Challenge →
Reproduce every one of the entries below word for word, changing nothing.

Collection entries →
########
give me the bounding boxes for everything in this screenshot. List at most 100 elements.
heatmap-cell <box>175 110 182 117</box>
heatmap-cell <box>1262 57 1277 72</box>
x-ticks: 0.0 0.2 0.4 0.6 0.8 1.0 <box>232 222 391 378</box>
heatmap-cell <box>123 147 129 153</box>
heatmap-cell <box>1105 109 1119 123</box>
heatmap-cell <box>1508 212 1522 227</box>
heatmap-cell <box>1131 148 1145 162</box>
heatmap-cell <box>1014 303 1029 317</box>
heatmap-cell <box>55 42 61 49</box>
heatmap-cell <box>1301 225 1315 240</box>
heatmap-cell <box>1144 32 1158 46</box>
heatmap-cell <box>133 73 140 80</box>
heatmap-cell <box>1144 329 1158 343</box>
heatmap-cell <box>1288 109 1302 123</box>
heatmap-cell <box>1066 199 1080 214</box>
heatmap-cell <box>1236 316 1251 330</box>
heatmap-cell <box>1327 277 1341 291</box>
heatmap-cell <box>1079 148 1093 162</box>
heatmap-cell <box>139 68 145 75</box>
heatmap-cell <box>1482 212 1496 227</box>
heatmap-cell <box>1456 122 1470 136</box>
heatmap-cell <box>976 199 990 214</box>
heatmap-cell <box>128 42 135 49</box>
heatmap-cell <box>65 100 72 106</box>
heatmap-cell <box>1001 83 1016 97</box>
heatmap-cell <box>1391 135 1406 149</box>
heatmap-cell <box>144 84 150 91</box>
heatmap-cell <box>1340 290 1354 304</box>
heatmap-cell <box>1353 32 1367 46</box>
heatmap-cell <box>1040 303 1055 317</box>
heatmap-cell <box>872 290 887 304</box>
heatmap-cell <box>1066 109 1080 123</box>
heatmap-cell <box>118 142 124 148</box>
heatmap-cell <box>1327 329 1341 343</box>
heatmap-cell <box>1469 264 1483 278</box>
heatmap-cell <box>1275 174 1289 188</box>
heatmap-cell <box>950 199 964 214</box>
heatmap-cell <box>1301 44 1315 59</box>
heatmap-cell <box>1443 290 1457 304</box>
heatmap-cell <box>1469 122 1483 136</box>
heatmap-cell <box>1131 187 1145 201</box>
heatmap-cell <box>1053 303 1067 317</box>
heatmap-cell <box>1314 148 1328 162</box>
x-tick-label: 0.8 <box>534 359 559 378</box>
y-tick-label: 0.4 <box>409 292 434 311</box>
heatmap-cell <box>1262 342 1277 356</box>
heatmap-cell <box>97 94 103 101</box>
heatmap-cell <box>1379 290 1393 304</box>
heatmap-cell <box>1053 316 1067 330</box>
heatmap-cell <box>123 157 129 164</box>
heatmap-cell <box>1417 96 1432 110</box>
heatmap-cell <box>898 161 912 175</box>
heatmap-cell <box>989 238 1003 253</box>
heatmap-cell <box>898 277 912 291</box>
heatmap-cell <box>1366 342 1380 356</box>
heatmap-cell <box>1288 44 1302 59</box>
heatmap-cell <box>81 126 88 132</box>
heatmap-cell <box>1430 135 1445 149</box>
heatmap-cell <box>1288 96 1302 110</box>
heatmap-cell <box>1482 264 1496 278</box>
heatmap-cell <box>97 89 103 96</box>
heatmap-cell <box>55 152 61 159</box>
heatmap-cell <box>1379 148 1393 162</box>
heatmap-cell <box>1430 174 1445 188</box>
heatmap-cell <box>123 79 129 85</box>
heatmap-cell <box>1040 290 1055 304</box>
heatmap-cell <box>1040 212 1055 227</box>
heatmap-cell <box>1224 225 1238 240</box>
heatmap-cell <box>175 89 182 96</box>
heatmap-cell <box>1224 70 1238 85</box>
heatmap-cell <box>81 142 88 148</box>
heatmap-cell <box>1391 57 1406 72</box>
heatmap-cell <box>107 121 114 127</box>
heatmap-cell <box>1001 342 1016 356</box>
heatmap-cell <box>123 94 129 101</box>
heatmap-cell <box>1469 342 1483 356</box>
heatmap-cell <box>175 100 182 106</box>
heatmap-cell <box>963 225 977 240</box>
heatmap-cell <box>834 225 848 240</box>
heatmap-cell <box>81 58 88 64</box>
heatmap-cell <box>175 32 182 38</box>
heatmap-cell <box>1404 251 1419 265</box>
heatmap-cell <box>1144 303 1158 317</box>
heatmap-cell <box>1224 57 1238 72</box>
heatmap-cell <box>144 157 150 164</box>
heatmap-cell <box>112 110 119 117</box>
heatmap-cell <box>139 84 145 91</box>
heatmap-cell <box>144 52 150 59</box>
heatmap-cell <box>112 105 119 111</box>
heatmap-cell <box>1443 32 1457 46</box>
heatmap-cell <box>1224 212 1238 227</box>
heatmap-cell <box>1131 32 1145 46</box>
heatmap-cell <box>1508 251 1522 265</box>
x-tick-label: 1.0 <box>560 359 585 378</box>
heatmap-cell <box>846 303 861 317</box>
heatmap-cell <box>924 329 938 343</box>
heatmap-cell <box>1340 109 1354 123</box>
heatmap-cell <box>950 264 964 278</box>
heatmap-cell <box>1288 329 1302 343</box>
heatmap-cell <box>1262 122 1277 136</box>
########
Exercise answer →
give me the bounding boxes for everything in this screenshot. List at most 100 elements.
heatmap-cell <box>175 110 182 117</box>
heatmap-cell <box>1262 57 1277 72</box>
x-ticks: 0.0 0.2 0.4 0.6 0.8 1.0 <box>232 222 391 378</box>
heatmap-cell <box>123 147 129 153</box>
heatmap-cell <box>1105 109 1119 123</box>
heatmap-cell <box>1508 212 1522 227</box>
heatmap-cell <box>1131 148 1145 162</box>
heatmap-cell <box>1014 303 1029 317</box>
heatmap-cell <box>55 42 61 49</box>
heatmap-cell <box>1301 225 1315 240</box>
heatmap-cell <box>1144 32 1158 46</box>
heatmap-cell <box>133 73 140 80</box>
heatmap-cell <box>1144 329 1158 343</box>
heatmap-cell <box>1288 109 1302 123</box>
heatmap-cell <box>1066 199 1080 214</box>
heatmap-cell <box>1236 316 1251 330</box>
heatmap-cell <box>1327 277 1341 291</box>
heatmap-cell <box>1079 148 1093 162</box>
heatmap-cell <box>139 68 145 75</box>
heatmap-cell <box>1482 212 1496 227</box>
heatmap-cell <box>1456 122 1470 136</box>
heatmap-cell <box>976 199 990 214</box>
heatmap-cell <box>128 42 135 49</box>
heatmap-cell <box>65 100 72 106</box>
heatmap-cell <box>1001 83 1016 97</box>
heatmap-cell <box>1391 135 1406 149</box>
heatmap-cell <box>144 84 150 91</box>
heatmap-cell <box>1340 290 1354 304</box>
heatmap-cell <box>1353 32 1367 46</box>
heatmap-cell <box>1040 303 1055 317</box>
heatmap-cell <box>872 290 887 304</box>
heatmap-cell <box>1066 109 1080 123</box>
heatmap-cell <box>118 142 124 148</box>
heatmap-cell <box>1327 329 1341 343</box>
heatmap-cell <box>1469 264 1483 278</box>
heatmap-cell <box>1275 174 1289 188</box>
heatmap-cell <box>950 199 964 214</box>
heatmap-cell <box>1301 44 1315 59</box>
heatmap-cell <box>1443 290 1457 304</box>
heatmap-cell <box>1469 122 1483 136</box>
heatmap-cell <box>1131 187 1145 201</box>
heatmap-cell <box>1053 303 1067 317</box>
heatmap-cell <box>1314 148 1328 162</box>
x-tick-label: 0.8 <box>534 359 559 378</box>
y-tick-label: 0.4 <box>409 292 434 311</box>
heatmap-cell <box>1262 342 1277 356</box>
heatmap-cell <box>97 94 103 101</box>
heatmap-cell <box>1379 290 1393 304</box>
heatmap-cell <box>1053 316 1067 330</box>
heatmap-cell <box>123 157 129 164</box>
heatmap-cell <box>1417 96 1432 110</box>
heatmap-cell <box>898 161 912 175</box>
heatmap-cell <box>989 238 1003 253</box>
heatmap-cell <box>898 277 912 291</box>
heatmap-cell <box>1366 342 1380 356</box>
heatmap-cell <box>1288 44 1302 59</box>
heatmap-cell <box>81 126 88 132</box>
heatmap-cell <box>1430 135 1445 149</box>
heatmap-cell <box>1288 96 1302 110</box>
heatmap-cell <box>1482 264 1496 278</box>
heatmap-cell <box>97 89 103 96</box>
heatmap-cell <box>55 152 61 159</box>
heatmap-cell <box>1379 148 1393 162</box>
heatmap-cell <box>1430 174 1445 188</box>
heatmap-cell <box>123 79 129 85</box>
heatmap-cell <box>1040 290 1055 304</box>
heatmap-cell <box>1040 212 1055 227</box>
heatmap-cell <box>1224 225 1238 240</box>
heatmap-cell <box>175 89 182 96</box>
heatmap-cell <box>1224 70 1238 85</box>
heatmap-cell <box>81 142 88 148</box>
heatmap-cell <box>1391 57 1406 72</box>
heatmap-cell <box>107 121 114 127</box>
heatmap-cell <box>1001 342 1016 356</box>
heatmap-cell <box>123 94 129 101</box>
heatmap-cell <box>1469 342 1483 356</box>
heatmap-cell <box>175 100 182 106</box>
heatmap-cell <box>963 225 977 240</box>
heatmap-cell <box>834 225 848 240</box>
heatmap-cell <box>81 58 88 64</box>
heatmap-cell <box>175 32 182 38</box>
heatmap-cell <box>1404 251 1419 265</box>
heatmap-cell <box>1144 303 1158 317</box>
heatmap-cell <box>1224 57 1238 72</box>
heatmap-cell <box>144 157 150 164</box>
heatmap-cell <box>112 110 119 117</box>
heatmap-cell <box>139 84 145 91</box>
heatmap-cell <box>144 52 150 59</box>
heatmap-cell <box>112 105 119 111</box>
heatmap-cell <box>1443 32 1457 46</box>
heatmap-cell <box>1224 212 1238 227</box>
heatmap-cell <box>1131 32 1145 46</box>
heatmap-cell <box>1508 251 1522 265</box>
x-tick-label: 1.0 <box>560 359 585 378</box>
heatmap-cell <box>846 303 861 317</box>
heatmap-cell <box>924 329 938 343</box>
heatmap-cell <box>1340 109 1354 123</box>
heatmap-cell <box>950 264 964 278</box>
heatmap-cell <box>1288 329 1302 343</box>
heatmap-cell <box>1262 122 1277 136</box>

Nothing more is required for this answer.